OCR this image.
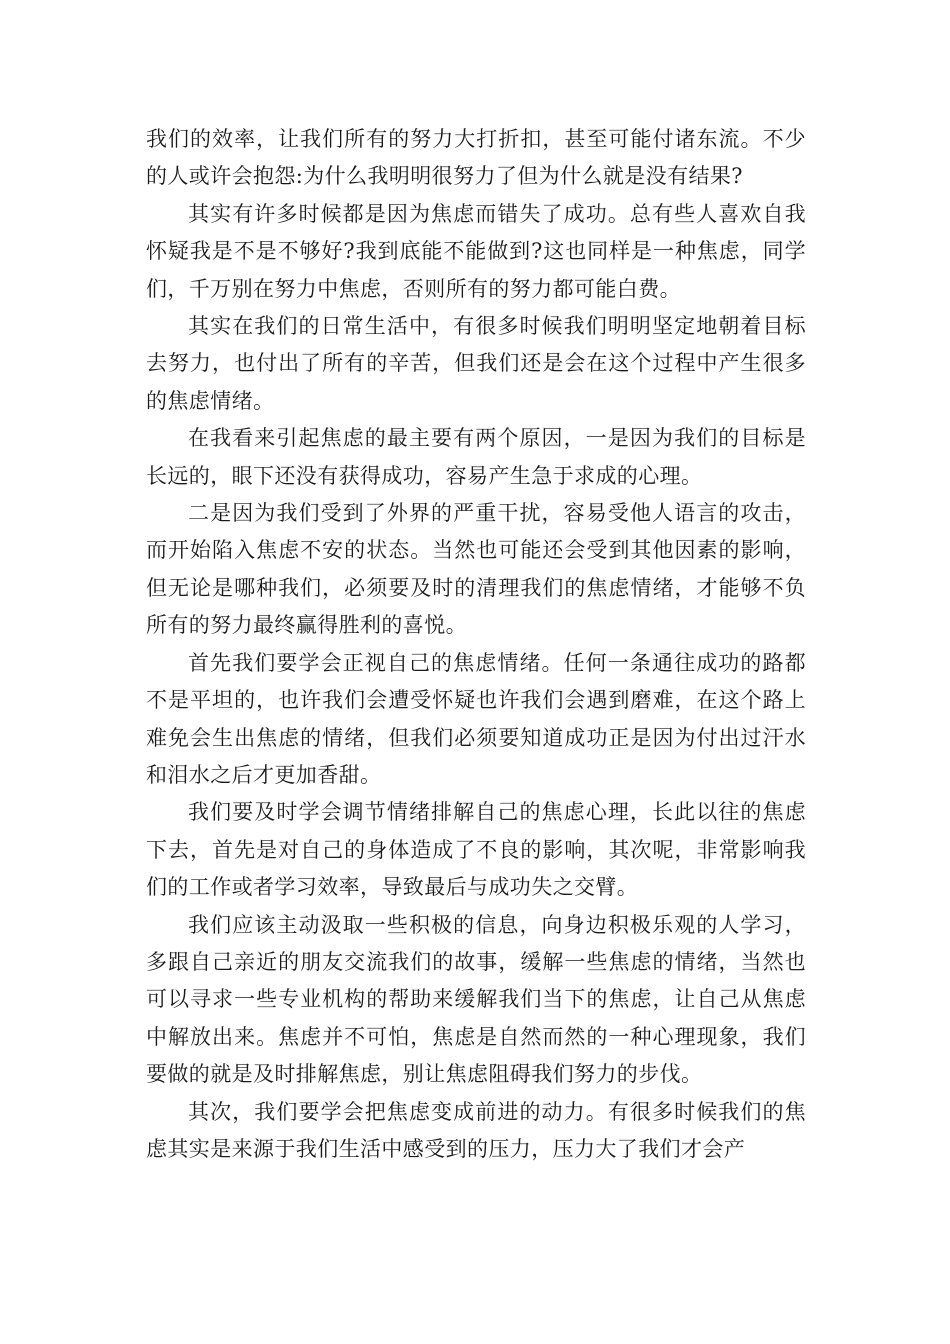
我们的效率，让我们所有的努力大打折扣，甚至可能付诸东流。不少的人或许会抱怨:为什么我明明很努力了但为什么就是没有结果?

其实有许多时候都是因为焦虑而错失了成功。总有些人喜欢自我怀疑我是不是不够好?我到底能不能做到?这也同样是一种焦虑，同学们，千万别在努力中焦虑，否则所有的努力都可能白费。

其实在我们的日常生活中，有很多时候我们明明坚定地朝着目标去努力，也付出了所有的辛苦，但我们还是会在这个过程中产生很多的焦虑情绪。

在我看来引起焦虑的最主要有两个原因，一是因为我们的目标是长远的，眼下还没有获得成功，容易产生急于求成的心理。

二是因为我们受到了外界的严重干扰，容易受他人语言的攻击，而开始陷入焦虑不安的状态。当然也可能还会受到其他因素的影响，但无论是哪种我们，必须要及时的清理我们的焦虑情绪，才能够不负所有的努力最终赢得胜利的喜悦。

首先我们要学会正视自己的焦虑情绪。任何一条通往成功的路都不是平坦的，也许我们会遭受怀疑也许我们会遇到磨难，在这个路上难免会生出焦虑的情绪，但我们必须要知道成功正是因为付出过汗水和泪水之后才更加香甜。

我们要及时学会调节情绪排解自己的焦虑心理，长此以往的焦虑下去，首先是对自己的身体造成了不良的影响，其次呢，非常影响我们的工作或者学习效率，导致最后与成功失之交臂。

我们应该主动汲取一些积极的信息，向身边积极乐观的人学习，多跟自己亲近的朋友交流我们的故事，缓解一些焦虑的情绪，当然也可以寻求一些专业机构的帮助来缓解我们当下的焦虑，让自己从焦虑中解放出来。焦虑并不可怕，焦虑是自然而然的一种心理现象，我们要做的就是及时排解焦虑，别让焦虑阻碍我们努力的步伐。

其次，我们要学会把焦虑变成前进的动力。有很多时候我们的焦虑其实是来源于我们生活中感受到的压力，压力大了我们才会产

◇ ◇ ◇ ◇

**PROBLEM DESCRIPTION:**
Quote each record exactly as it stands, minus the pictures.

**TASK OUTPUT:**
OCR this image.
我们的效率，让我们所有的努力大打折扣，甚至可能付诸东流。不少的人或许会抱怨:为什么我明明很努力了但为什么就是没有结果?

其实有许多时候都是因为焦虑而错失了成功。总有些人喜欢自我怀疑我是不是不够好?我到底能不能做到?这也同样是一种焦虑，同学们，千万别在努力中焦虑，否则所有的努力都可能白费。

其实在我们的日常生活中，有很多时候我们明明坚定地朝着目标去努力，也付出了所有的辛苦，但我们还是会在这个过程中产生很多的焦虑情绪。

在我看来引起焦虑的最主要有两个原因，一是因为我们的目标是长远的，眼下还没有获得成功，容易产生急于求成的心理。

二是因为我们受到了外界的严重干扰，容易受他人语言的攻击，而开始陷入焦虑不安的状态。当然也可能还会受到其他因素的影响，但无论是哪种我们，必须要及时的清理我们的焦虑情绪，才能够不负所有的努力最终赢得胜利的喜悦。

首先我们要学会正视自己的焦虑情绪。任何一条通往成功的路都不是平坦的，也许我们会遭受怀疑也许我们会遇到磨难，在这个路上难免会生出焦虑的情绪，但我们必须要知道成功正是因为付出过汗水和泪水之后才更加香甜。

我们要及时学会调节情绪排解自己的焦虑心理，长此以往的焦虑下去，首先是对自己的身体造成了不良的影响，其次呢，非常影响我们的工作或者学习效率，导致最后与成功失之交臂。

我们应该主动汲取一些积极的信息，向身边积极乐观的人学习，多跟自己亲近的朋友交流我们的故事，缓解一些焦虑的情绪，当然也可以寻求一些专业机构的帮助来缓解我们当下的焦虑，让自己从焦虑中解放出来。焦虑并不可怕，焦虑是自然而然的一种心理现象，我们要做的就是及时排解焦虑，别让焦虑阻碍我们努力的步伐。

其次，我们要学会把焦虑变成前进的动力。有很多时候我们的焦虑其实是来源于我们生活中感受到的压力，压力大了我们才会产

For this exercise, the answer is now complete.